- PROVIDED DATA

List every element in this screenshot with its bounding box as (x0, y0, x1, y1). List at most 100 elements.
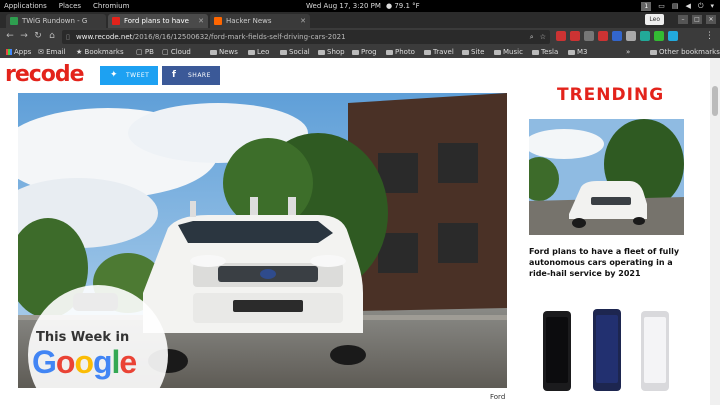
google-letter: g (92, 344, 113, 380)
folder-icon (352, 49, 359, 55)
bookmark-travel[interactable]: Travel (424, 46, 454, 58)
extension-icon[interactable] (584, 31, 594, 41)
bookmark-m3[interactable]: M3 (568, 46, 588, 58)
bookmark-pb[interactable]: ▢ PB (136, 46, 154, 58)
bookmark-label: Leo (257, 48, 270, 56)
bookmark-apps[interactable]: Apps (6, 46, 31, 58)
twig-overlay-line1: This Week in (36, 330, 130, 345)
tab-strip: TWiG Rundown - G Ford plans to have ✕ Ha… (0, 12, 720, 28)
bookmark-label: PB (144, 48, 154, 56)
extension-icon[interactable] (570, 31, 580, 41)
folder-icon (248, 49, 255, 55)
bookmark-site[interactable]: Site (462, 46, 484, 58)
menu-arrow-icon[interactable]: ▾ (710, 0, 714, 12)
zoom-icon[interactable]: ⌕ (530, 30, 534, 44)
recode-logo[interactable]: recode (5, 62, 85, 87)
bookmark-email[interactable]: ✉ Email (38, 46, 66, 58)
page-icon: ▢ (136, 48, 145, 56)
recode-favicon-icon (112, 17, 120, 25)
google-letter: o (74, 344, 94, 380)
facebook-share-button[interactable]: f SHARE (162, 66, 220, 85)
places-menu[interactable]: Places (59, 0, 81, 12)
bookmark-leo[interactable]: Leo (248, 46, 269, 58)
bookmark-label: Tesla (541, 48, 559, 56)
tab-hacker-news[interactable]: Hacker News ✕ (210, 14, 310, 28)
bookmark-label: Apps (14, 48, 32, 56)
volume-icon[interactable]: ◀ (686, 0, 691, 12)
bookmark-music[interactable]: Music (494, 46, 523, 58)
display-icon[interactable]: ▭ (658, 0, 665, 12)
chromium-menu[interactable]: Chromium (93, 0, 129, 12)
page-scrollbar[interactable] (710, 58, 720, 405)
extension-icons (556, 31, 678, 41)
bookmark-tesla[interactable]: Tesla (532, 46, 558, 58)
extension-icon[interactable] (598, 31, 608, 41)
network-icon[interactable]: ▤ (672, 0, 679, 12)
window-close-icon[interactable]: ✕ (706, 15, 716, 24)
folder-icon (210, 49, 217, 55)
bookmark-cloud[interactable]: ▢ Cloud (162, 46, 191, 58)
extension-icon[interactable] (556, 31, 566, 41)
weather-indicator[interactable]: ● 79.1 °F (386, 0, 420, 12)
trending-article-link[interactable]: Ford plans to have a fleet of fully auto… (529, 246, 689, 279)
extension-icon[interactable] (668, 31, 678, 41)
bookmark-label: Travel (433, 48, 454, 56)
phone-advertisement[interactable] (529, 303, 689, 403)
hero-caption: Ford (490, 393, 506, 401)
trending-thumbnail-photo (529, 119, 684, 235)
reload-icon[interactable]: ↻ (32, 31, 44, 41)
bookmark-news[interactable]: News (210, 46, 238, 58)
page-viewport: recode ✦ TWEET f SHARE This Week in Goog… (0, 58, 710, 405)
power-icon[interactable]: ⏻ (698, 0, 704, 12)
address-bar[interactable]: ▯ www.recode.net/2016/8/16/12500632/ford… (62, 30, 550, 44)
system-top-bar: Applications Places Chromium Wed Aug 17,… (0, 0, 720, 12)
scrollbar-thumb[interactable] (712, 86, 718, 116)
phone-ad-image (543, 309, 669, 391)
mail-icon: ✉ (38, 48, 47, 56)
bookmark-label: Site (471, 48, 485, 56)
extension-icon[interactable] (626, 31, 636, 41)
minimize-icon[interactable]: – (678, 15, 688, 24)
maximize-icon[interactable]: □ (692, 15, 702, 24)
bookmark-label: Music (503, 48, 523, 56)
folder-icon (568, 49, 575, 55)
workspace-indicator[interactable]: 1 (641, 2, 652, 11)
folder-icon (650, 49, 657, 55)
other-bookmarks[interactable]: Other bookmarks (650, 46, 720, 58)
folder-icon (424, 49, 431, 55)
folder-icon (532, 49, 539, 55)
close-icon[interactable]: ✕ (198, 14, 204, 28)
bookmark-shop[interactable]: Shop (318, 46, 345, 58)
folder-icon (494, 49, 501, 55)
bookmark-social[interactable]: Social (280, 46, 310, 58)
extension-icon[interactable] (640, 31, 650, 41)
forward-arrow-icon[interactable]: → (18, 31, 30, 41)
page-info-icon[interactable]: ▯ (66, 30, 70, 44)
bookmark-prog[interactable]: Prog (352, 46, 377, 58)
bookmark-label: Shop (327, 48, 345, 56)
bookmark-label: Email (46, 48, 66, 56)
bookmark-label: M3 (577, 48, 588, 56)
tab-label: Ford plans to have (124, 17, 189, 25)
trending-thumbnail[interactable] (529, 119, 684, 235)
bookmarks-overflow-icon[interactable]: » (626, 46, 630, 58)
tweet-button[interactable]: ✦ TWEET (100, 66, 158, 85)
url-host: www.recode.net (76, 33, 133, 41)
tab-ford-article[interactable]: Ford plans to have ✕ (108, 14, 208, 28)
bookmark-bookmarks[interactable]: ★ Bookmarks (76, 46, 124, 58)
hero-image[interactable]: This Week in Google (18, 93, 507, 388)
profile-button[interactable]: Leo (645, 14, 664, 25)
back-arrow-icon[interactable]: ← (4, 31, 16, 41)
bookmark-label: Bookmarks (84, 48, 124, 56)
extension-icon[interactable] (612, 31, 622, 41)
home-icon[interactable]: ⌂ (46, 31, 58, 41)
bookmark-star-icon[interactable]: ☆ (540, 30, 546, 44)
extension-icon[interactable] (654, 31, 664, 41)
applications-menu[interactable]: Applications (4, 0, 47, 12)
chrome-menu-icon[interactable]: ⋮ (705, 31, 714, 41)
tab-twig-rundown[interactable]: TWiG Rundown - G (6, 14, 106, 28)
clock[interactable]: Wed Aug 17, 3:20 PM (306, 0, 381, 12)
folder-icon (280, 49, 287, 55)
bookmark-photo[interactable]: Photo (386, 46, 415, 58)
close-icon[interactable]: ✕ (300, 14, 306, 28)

- INSTRUCTION
Reproduce every item above verbatim, omitting the pictures.

- ANSWER TO THIS PROBLEM
List every element in this screenshot with its bounding box as (x0, y0, x1, y1). List at most 100 elements.
google-letter: g (92, 344, 113, 380)
folder-icon (352, 49, 359, 55)
bookmark-travel[interactable]: Travel (424, 46, 454, 58)
extension-icon[interactable] (584, 31, 594, 41)
bookmark-m3[interactable]: M3 (568, 46, 588, 58)
bookmark-pb[interactable]: ▢ PB (136, 46, 154, 58)
bookmark-label: Leo (257, 48, 270, 56)
bookmark-apps[interactable]: Apps (6, 46, 31, 58)
twig-overlay-line1: This Week in (36, 330, 130, 345)
tab-strip: TWiG Rundown - G Ford plans to have ✕ Ha… (0, 12, 720, 28)
bookmark-label: PB (144, 48, 154, 56)
extension-icon[interactable] (570, 31, 580, 41)
folder-icon (248, 49, 255, 55)
bookmark-site[interactable]: Site (462, 46, 484, 58)
menu-arrow-icon[interactable]: ▾ (710, 0, 714, 12)
zoom-icon[interactable]: ⌕ (530, 30, 534, 44)
recode-logo[interactable]: recode (5, 62, 85, 87)
bookmark-email[interactable]: ✉ Email (38, 46, 66, 58)
page-icon: ▢ (136, 48, 145, 56)
recode-favicon-icon (112, 17, 120, 25)
google-letter: o (74, 344, 94, 380)
facebook-share-button[interactable]: f SHARE (162, 66, 220, 85)
places-menu[interactable]: Places (59, 0, 81, 12)
bookmark-leo[interactable]: Leo (248, 46, 269, 58)
bookmark-label: Tesla (541, 48, 559, 56)
tab-hacker-news[interactable]: Hacker News ✕ (210, 14, 310, 28)
bookmark-label: Apps (14, 48, 32, 56)
volume-icon[interactable]: ◀ (686, 0, 691, 12)
bookmark-music[interactable]: Music (494, 46, 523, 58)
display-icon[interactable]: ▭ (658, 0, 665, 12)
chromium-menu[interactable]: Chromium (93, 0, 129, 12)
page-scrollbar[interactable] (710, 58, 720, 405)
extension-icons (556, 31, 678, 41)
bookmark-tesla[interactable]: Tesla (532, 46, 558, 58)
extension-icon[interactable] (598, 31, 608, 41)
network-icon[interactable]: ▤ (672, 0, 679, 12)
window-close-icon[interactable]: ✕ (706, 15, 716, 24)
folder-icon (210, 49, 217, 55)
bookmark-cloud[interactable]: ▢ Cloud (162, 46, 191, 58)
extension-icon[interactable] (556, 31, 566, 41)
weather-indicator[interactable]: ● 79.1 °F (386, 0, 420, 12)
trending-article-link[interactable]: Ford plans to have a fleet of fully auto… (529, 246, 689, 279)
extension-icon[interactable] (668, 31, 678, 41)
bookmark-label: Travel (433, 48, 454, 56)
phone-advertisement[interactable] (529, 303, 689, 403)
hero-caption: Ford (490, 393, 506, 401)
trending-thumbnail-photo (529, 119, 684, 235)
reload-icon[interactable]: ↻ (32, 31, 44, 41)
bookmark-news[interactable]: News (210, 46, 238, 58)
page-viewport: recode ✦ TWEET f SHARE This Week in Goog… (0, 58, 710, 405)
power-icon[interactable]: ⏻ (698, 0, 704, 12)
address-bar[interactable]: ▯ www.recode.net/2016/8/16/12500632/ford… (62, 30, 550, 44)
system-top-bar: Applications Places Chromium Wed Aug 17,… (0, 0, 720, 12)
scrollbar-thumb[interactable] (712, 86, 718, 116)
phone-ad-image (543, 309, 669, 391)
mail-icon: ✉ (38, 48, 47, 56)
bookmark-label: Site (471, 48, 485, 56)
extension-icon[interactable] (626, 31, 636, 41)
minimize-icon[interactable]: – (678, 15, 688, 24)
maximize-icon[interactable]: □ (692, 15, 702, 24)
bookmark-label: Music (503, 48, 523, 56)
folder-icon (568, 49, 575, 55)
workspace-indicator[interactable]: 1 (641, 2, 652, 11)
folder-icon (650, 49, 657, 55)
other-bookmarks[interactable]: Other bookmarks (650, 46, 720, 58)
folder-icon (424, 49, 431, 55)
folder-icon (532, 49, 539, 55)
close-icon[interactable]: ✕ (198, 14, 204, 28)
bookmark-shop[interactable]: Shop (318, 46, 345, 58)
folder-icon (494, 49, 501, 55)
bookmark-social[interactable]: Social (280, 46, 310, 58)
extension-icon[interactable] (640, 31, 650, 41)
forward-arrow-icon[interactable]: → (18, 31, 30, 41)
page-info-icon[interactable]: ▯ (66, 30, 70, 44)
bookmark-prog[interactable]: Prog (352, 46, 377, 58)
bookmark-label: Shop (327, 48, 345, 56)
bookmark-label: Email (46, 48, 66, 56)
bookmark-label: M3 (577, 48, 588, 56)
tab-label: Ford plans to have (124, 17, 189, 25)
trending-thumbnail[interactable] (529, 119, 684, 235)
bookmarks-overflow-icon[interactable]: » (626, 46, 630, 58)
tweet-button[interactable]: ✦ TWEET (100, 66, 158, 85)
url-host: www.recode.net (76, 33, 133, 41)
tab-ford-article[interactable]: Ford plans to have ✕ (108, 14, 208, 28)
bookmark-bookmarks[interactable]: ★ Bookmarks (76, 46, 124, 58)
hero-image[interactable]: This Week in Google (18, 93, 507, 388)
profile-button[interactable]: Leo (645, 14, 664, 25)
back-arrow-icon[interactable]: ← (4, 31, 16, 41)
bookmark-label: Bookmarks (84, 48, 124, 56)
extension-icon[interactable] (612, 31, 622, 41)
home-icon[interactable]: ⌂ (46, 31, 58, 41)
bookmark-star-icon[interactable]: ☆ (540, 30, 546, 44)
extension-icon[interactable] (654, 31, 664, 41)
applications-menu[interactable]: Applications (4, 0, 47, 12)
chrome-menu-icon[interactable]: ⋮ (705, 31, 714, 41)
tab-twig-rundown[interactable]: TWiG Rundown - G (6, 14, 106, 28)
clock[interactable]: Wed Aug 17, 3:20 PM (306, 0, 381, 12)
folder-icon (280, 49, 287, 55)
bookmark-photo[interactable]: Photo (386, 46, 415, 58)
close-icon[interactable]: ✕ (300, 14, 306, 28)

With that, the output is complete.